━━ Record set ━━

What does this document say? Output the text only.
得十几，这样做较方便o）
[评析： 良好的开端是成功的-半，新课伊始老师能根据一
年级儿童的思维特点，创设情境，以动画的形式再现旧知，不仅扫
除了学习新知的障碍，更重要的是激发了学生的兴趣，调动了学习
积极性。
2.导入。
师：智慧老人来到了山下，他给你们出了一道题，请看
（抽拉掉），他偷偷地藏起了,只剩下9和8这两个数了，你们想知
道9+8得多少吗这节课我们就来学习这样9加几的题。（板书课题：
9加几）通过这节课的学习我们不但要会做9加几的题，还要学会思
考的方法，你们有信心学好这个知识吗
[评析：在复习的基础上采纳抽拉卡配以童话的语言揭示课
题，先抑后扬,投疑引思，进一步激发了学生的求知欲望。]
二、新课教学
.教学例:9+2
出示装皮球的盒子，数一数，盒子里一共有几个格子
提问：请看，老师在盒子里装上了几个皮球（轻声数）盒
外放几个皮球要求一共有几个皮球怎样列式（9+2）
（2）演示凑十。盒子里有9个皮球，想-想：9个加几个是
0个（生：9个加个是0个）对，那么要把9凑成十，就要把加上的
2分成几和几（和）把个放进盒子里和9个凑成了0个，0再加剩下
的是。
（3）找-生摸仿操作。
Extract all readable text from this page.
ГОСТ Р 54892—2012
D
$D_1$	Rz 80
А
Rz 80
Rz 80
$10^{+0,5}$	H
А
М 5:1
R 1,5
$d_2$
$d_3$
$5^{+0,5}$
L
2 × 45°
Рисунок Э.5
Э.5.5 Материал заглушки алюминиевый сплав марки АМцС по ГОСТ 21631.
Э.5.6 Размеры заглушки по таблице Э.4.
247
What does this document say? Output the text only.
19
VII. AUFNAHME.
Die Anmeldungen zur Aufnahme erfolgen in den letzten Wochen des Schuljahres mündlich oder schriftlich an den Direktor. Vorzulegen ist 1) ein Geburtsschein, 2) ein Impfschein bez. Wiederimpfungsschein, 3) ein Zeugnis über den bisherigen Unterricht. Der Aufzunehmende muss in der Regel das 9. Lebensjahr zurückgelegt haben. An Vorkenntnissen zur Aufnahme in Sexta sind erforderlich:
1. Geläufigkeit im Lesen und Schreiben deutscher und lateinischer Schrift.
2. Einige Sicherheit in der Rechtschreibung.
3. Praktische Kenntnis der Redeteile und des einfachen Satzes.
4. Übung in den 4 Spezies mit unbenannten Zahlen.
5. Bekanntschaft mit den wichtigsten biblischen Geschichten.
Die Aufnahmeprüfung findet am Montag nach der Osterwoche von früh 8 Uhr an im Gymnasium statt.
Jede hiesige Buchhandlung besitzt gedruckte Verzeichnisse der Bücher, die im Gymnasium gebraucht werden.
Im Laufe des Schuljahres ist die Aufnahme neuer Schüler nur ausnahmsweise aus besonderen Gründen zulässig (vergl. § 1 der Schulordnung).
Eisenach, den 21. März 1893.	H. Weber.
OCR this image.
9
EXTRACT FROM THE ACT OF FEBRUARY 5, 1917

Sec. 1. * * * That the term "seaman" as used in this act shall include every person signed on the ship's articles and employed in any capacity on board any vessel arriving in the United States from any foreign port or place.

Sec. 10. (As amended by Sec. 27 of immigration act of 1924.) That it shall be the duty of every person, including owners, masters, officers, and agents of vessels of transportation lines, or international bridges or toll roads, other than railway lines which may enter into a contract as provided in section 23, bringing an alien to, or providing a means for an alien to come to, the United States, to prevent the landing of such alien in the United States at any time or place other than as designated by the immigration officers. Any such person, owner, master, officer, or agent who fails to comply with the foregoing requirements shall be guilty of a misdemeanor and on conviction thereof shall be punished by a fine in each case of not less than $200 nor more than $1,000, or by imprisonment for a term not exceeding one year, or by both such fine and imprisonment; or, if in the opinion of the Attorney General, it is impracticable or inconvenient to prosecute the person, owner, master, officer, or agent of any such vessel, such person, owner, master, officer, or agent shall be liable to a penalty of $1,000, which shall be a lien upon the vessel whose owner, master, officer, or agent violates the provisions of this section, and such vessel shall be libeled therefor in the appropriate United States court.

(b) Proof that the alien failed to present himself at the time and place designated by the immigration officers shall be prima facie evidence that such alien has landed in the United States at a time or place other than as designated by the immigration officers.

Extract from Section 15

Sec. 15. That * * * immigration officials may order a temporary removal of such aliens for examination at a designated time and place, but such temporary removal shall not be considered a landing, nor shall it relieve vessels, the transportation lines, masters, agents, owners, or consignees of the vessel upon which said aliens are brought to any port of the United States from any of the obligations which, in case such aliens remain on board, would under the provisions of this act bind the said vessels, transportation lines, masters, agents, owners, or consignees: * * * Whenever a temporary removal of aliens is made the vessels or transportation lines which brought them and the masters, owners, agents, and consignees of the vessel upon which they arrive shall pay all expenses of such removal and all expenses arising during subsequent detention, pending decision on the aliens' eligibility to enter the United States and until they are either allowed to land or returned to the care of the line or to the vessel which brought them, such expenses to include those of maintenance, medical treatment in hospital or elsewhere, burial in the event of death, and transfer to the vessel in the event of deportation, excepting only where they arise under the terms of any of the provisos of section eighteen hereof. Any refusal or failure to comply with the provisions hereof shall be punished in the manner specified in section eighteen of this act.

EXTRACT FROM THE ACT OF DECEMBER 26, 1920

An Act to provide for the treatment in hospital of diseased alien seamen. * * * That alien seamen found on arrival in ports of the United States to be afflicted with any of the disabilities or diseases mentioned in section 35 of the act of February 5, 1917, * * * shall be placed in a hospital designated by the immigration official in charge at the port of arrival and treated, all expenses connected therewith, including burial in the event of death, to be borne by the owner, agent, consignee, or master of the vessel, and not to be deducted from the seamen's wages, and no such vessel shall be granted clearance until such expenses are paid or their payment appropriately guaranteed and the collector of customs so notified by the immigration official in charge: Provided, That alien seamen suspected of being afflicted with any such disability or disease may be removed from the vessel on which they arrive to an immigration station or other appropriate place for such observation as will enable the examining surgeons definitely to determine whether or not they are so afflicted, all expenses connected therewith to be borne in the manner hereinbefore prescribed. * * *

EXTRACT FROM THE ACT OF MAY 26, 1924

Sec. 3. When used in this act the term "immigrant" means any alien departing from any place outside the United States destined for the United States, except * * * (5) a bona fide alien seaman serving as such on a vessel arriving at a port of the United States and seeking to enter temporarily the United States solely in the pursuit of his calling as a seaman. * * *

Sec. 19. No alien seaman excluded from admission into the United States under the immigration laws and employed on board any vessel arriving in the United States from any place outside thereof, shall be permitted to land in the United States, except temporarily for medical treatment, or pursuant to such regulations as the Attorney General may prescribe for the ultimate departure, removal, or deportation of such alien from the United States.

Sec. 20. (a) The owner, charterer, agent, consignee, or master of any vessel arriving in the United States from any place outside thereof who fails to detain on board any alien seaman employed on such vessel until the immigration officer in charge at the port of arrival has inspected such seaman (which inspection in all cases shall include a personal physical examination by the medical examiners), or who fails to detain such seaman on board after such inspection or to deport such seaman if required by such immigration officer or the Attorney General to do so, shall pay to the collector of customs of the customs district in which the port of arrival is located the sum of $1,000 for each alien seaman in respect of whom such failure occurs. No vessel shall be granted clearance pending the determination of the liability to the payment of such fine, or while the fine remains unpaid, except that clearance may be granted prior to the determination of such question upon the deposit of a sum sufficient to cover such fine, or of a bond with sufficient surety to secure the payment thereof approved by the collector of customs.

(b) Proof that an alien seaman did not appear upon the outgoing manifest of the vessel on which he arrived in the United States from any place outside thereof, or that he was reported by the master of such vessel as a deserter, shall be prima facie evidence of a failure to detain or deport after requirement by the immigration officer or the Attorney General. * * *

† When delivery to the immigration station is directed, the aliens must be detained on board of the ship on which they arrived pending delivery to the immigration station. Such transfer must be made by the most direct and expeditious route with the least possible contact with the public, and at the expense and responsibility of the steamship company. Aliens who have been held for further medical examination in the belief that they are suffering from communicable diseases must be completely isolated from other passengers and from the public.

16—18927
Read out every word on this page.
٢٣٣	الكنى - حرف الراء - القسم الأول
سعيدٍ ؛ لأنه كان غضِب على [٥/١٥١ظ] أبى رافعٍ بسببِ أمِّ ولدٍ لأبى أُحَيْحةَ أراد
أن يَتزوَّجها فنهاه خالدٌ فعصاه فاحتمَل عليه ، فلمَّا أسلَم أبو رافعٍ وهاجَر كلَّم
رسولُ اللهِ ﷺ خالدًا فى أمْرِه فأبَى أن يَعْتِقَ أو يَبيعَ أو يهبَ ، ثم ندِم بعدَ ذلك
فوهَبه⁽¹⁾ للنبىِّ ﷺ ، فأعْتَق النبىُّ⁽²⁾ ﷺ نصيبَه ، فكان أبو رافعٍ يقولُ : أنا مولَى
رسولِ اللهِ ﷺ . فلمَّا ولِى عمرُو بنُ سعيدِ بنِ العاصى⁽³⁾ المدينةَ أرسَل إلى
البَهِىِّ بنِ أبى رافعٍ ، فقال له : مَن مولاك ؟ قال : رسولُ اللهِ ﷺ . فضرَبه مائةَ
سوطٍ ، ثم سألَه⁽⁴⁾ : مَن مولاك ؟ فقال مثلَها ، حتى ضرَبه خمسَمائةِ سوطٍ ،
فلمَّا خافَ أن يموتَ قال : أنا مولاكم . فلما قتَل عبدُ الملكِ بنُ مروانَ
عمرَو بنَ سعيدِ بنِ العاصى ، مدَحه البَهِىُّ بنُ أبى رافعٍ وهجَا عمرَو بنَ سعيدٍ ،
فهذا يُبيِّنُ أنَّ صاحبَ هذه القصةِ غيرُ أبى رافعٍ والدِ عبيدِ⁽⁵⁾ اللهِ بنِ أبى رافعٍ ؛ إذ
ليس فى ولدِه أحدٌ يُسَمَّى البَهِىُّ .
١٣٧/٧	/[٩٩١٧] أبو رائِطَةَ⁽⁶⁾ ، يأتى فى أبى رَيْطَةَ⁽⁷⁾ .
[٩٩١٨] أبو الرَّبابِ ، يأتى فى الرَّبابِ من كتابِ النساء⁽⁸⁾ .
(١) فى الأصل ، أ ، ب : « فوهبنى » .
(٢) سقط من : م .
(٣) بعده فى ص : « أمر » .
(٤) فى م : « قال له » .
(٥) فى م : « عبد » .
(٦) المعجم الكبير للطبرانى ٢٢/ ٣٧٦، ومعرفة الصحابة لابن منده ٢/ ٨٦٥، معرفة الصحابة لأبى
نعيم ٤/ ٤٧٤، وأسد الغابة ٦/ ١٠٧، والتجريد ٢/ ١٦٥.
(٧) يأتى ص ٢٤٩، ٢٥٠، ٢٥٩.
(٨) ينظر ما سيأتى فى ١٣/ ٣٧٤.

━━━

■ Aim of the exercise
Scan the listing above and identify each line holding the string "page"; copy every such line.

■ Solution to this exercise
Extract all readable text from this page.
Read out every word on this page.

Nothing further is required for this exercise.